| AIM |
Collect all lines containing the word "content" from the data.

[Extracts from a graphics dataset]
## start

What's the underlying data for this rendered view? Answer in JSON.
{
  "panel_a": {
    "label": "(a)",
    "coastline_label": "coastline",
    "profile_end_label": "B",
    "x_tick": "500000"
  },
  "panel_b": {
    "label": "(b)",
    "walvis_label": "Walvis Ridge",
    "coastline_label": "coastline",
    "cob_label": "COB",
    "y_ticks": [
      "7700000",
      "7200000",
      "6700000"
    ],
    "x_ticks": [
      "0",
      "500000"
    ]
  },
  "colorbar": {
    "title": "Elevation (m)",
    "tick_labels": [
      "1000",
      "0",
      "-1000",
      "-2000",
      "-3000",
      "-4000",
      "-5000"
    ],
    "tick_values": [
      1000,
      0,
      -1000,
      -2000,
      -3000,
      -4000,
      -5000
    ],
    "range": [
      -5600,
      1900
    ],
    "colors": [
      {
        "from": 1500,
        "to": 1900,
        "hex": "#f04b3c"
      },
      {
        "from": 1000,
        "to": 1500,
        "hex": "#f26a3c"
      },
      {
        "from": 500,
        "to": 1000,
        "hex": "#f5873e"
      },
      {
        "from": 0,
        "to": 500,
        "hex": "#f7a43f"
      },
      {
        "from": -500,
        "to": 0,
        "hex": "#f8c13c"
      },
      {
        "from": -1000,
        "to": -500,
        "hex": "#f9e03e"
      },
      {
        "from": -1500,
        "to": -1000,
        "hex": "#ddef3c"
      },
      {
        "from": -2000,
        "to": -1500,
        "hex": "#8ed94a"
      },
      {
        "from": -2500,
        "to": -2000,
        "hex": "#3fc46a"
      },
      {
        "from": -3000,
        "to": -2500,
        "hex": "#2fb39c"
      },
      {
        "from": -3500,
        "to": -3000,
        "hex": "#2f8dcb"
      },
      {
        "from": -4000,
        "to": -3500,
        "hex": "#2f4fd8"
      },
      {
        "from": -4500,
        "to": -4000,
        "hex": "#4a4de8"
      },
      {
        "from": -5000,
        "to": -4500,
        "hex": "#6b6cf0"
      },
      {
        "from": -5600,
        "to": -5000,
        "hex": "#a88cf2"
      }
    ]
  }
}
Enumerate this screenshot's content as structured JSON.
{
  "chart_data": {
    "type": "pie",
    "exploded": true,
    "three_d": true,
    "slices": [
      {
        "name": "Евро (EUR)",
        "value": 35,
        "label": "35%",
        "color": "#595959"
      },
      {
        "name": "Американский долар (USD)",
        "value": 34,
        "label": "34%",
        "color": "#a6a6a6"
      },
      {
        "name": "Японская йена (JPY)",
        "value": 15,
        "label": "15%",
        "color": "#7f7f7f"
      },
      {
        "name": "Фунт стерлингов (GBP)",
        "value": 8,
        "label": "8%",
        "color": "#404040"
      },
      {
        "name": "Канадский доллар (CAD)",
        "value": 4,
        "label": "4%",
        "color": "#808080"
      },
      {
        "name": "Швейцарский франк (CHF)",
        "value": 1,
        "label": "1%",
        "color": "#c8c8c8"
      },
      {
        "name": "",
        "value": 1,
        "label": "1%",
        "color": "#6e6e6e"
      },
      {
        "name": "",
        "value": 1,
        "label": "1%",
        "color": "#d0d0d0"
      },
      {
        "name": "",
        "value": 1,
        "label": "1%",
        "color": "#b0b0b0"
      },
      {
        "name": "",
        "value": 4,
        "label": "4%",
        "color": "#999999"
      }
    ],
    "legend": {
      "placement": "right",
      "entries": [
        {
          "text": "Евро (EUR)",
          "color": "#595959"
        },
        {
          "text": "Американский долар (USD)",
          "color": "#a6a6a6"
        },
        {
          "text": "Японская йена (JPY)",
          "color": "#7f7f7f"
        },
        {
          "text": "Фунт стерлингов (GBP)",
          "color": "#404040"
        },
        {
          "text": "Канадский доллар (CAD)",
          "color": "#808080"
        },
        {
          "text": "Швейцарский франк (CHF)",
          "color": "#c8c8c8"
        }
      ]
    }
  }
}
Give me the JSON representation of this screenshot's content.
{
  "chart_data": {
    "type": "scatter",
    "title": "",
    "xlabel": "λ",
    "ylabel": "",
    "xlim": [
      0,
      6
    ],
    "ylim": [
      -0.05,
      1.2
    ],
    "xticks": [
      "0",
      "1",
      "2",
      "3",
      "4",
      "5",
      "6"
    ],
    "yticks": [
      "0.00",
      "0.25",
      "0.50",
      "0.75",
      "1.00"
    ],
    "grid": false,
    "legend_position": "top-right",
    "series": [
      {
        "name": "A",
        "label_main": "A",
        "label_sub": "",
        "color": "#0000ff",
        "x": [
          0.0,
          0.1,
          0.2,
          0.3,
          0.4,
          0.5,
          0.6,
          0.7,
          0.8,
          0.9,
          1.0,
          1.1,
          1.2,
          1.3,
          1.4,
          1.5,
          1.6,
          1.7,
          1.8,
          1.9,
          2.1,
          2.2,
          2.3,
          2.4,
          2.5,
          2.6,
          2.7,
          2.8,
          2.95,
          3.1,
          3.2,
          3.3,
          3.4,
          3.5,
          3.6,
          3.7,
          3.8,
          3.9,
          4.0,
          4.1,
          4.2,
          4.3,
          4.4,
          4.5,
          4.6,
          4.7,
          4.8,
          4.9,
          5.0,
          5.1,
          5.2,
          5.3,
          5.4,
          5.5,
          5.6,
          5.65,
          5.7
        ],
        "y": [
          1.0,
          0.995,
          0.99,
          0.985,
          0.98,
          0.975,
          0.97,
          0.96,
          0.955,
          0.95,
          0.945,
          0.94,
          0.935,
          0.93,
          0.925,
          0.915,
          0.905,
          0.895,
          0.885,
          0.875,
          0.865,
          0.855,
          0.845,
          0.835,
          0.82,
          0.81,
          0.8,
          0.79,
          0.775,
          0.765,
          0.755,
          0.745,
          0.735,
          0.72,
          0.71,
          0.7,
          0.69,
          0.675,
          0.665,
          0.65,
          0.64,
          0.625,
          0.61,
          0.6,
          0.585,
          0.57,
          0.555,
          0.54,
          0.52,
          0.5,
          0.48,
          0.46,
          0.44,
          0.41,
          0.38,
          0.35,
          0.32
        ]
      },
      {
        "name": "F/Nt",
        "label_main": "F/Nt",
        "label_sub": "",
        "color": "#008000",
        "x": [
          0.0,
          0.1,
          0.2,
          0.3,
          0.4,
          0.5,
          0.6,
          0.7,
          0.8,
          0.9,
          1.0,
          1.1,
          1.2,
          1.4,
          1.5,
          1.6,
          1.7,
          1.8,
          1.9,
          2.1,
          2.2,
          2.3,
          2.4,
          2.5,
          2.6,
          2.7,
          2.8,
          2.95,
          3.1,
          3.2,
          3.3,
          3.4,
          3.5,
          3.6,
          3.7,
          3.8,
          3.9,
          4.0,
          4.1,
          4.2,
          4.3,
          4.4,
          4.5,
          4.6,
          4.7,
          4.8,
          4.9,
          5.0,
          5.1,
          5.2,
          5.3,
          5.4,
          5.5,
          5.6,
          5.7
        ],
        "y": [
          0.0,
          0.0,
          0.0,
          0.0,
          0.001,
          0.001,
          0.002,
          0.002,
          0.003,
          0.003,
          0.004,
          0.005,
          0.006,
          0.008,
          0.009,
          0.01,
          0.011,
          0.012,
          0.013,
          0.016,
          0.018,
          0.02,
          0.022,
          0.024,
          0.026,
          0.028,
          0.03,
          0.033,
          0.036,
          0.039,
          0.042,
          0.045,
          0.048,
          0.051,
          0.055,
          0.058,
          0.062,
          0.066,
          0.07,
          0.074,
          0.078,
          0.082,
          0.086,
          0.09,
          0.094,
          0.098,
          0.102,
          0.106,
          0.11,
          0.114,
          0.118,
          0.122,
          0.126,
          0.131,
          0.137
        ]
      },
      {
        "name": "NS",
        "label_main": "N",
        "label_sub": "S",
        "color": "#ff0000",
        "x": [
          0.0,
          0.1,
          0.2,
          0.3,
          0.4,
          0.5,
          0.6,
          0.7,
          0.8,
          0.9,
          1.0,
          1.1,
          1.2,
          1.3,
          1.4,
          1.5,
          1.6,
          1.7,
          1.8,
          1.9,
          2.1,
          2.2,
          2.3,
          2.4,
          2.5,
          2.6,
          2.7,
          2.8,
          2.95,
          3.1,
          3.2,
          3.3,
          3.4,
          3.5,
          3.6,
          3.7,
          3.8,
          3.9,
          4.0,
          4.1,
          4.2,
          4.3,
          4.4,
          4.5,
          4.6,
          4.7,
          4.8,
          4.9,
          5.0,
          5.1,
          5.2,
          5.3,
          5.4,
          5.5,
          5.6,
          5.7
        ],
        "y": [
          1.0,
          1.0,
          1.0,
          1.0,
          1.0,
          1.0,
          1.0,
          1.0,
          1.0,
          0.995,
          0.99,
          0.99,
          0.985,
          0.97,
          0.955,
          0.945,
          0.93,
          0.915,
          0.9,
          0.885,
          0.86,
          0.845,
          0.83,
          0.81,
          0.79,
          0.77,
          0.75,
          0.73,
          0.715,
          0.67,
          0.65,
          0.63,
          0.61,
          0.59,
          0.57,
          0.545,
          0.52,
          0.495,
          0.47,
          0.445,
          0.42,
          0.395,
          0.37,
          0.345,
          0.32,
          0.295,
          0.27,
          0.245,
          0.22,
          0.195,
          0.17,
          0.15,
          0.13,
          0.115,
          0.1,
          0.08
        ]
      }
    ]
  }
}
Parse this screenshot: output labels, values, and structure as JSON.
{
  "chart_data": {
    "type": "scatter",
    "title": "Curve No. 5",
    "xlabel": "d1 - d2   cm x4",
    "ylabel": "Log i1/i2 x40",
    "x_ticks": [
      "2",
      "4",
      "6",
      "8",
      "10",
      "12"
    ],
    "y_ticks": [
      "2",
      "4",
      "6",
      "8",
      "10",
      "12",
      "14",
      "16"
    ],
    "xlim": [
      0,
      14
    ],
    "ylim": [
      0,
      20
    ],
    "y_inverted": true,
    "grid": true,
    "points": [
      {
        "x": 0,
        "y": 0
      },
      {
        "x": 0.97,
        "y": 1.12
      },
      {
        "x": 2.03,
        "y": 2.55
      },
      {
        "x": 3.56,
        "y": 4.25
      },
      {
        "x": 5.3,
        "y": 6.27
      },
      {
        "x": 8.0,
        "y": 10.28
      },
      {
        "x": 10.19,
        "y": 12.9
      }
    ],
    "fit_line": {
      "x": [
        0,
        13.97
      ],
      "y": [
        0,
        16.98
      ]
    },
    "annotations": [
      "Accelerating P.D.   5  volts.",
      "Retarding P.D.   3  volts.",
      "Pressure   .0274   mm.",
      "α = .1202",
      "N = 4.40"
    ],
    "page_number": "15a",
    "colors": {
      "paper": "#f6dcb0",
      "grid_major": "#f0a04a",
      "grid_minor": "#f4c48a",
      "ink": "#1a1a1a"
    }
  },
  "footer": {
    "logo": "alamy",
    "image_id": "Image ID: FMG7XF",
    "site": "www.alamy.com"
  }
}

## end

| TASK RESPONSE |
Enumerate this screenshot's content as structured JSON.
Give me the JSON representation of this screenshot's content.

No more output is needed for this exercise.